■ TASK TO COMPLETE
Search the data for the string "Gawain" and extract every line where it appears.

[THE DATA start]

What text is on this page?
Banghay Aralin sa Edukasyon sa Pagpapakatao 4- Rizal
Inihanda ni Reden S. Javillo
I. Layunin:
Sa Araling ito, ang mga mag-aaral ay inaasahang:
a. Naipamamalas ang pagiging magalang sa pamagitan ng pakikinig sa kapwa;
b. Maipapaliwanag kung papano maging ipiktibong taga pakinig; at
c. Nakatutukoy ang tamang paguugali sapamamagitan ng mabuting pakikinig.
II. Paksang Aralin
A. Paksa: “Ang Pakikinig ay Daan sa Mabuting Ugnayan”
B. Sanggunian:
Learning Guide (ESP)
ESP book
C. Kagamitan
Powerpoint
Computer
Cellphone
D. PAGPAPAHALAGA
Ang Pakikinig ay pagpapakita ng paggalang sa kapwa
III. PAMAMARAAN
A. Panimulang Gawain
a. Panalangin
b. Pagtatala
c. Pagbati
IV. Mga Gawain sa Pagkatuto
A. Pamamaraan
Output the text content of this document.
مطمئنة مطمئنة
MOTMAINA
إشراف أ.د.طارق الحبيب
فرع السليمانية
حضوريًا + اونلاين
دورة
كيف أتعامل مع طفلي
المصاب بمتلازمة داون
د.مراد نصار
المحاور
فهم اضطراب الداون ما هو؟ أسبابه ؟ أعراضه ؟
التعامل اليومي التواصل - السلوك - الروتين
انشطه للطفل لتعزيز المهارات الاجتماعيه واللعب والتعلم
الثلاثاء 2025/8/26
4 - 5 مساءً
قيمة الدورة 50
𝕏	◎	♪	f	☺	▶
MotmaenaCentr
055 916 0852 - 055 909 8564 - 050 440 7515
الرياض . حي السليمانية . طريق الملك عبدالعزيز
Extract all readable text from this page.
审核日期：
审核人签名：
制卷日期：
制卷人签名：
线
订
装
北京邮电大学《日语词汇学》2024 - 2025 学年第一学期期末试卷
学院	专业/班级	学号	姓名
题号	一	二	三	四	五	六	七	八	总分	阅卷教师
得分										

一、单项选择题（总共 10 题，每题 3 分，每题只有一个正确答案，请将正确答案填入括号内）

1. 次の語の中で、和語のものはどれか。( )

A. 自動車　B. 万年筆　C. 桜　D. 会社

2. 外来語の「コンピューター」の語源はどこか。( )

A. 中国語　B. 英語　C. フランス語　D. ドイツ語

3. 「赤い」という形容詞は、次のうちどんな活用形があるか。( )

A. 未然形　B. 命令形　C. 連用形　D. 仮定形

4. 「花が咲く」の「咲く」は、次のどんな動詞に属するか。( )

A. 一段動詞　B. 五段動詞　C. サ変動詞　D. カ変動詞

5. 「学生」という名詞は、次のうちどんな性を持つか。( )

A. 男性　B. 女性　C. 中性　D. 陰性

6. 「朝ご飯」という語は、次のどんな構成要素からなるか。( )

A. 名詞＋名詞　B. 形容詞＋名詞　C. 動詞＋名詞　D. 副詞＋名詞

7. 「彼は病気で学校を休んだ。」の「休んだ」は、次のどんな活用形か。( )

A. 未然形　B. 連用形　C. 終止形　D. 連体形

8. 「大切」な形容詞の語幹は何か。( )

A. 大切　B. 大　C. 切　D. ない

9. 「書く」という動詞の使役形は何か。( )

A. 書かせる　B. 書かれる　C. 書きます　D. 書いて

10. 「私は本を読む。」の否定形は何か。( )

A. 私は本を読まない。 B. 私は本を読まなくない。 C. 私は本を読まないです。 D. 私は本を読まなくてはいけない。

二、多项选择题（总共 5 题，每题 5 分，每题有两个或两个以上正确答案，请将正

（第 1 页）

[THE DATA end]

■ SOLUTION BELOW
A. Panimulang Gawain
IV. Mga Gawain sa Pagkatuto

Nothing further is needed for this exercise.